● Given request
Go through the entries below and copy each line containing the word "this".

● Dataset rows
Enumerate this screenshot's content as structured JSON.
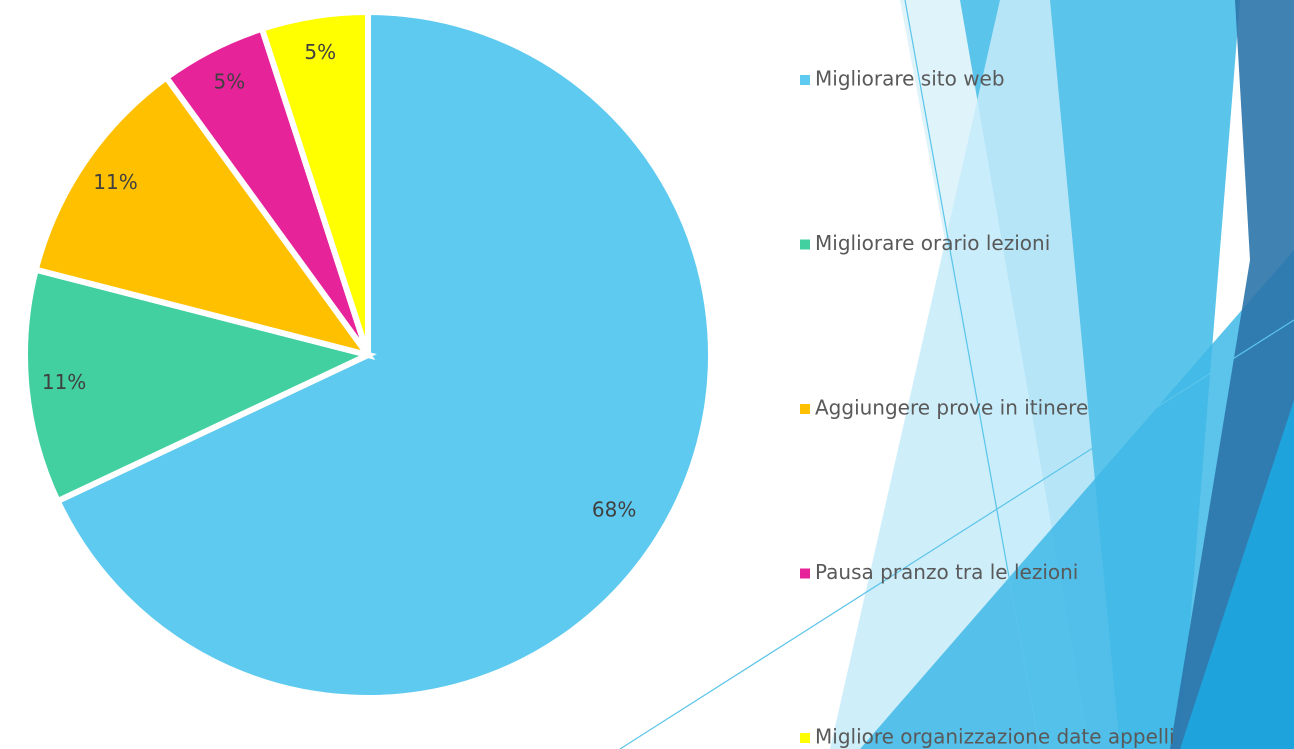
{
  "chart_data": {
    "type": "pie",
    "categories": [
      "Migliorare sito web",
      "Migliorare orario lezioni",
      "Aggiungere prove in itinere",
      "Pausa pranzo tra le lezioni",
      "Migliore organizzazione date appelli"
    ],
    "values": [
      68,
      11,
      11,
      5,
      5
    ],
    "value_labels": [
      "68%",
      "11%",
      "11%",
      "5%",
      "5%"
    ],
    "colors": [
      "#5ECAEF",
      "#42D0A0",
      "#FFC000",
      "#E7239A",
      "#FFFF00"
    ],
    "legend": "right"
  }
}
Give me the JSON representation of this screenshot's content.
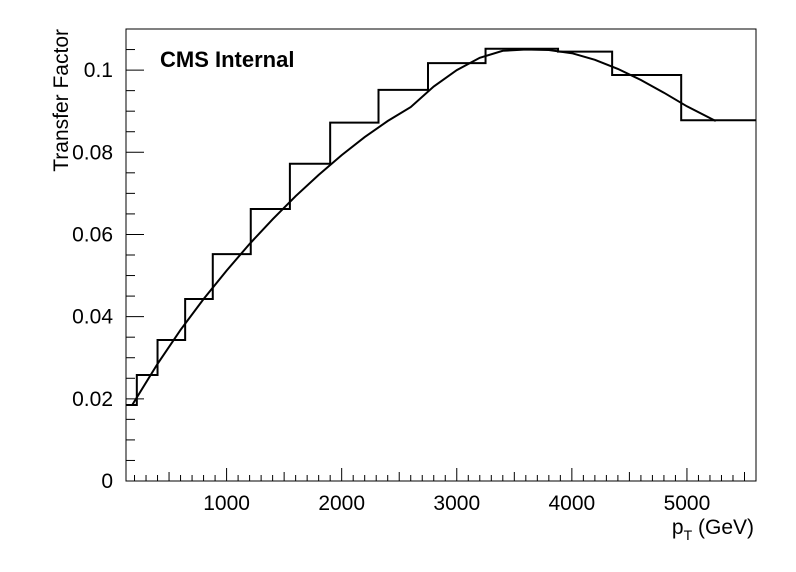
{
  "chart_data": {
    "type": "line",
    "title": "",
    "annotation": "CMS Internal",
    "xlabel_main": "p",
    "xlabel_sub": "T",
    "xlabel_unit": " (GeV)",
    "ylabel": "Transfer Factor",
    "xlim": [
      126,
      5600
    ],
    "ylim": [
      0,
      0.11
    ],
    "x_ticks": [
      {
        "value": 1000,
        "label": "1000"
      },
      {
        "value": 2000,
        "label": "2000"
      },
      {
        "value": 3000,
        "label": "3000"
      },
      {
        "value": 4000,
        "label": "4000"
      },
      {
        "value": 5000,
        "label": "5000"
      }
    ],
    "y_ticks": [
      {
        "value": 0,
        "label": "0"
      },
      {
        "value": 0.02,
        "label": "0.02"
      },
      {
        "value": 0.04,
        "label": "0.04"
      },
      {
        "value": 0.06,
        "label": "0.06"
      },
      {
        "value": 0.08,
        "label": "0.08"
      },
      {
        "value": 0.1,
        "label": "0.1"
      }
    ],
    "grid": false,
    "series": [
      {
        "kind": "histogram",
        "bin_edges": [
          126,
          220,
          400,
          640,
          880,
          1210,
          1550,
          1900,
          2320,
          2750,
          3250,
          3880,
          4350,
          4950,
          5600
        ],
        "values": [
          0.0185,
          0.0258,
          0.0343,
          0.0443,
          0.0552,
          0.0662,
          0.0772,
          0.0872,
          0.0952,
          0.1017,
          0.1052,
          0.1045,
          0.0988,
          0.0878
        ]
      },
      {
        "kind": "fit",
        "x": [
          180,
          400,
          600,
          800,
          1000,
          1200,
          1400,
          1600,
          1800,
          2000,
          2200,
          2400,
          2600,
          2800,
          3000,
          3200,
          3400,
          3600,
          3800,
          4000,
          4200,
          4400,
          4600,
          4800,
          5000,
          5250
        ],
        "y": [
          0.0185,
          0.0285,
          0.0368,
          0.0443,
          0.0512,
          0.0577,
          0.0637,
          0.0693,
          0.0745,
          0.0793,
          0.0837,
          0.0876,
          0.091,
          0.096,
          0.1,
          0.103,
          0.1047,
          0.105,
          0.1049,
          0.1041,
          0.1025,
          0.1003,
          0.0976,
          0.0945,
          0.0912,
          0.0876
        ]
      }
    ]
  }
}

● Worked solution
Enumerate this screenshot's content as structured JSON.
Give me the JSON representation of this screenshot's content.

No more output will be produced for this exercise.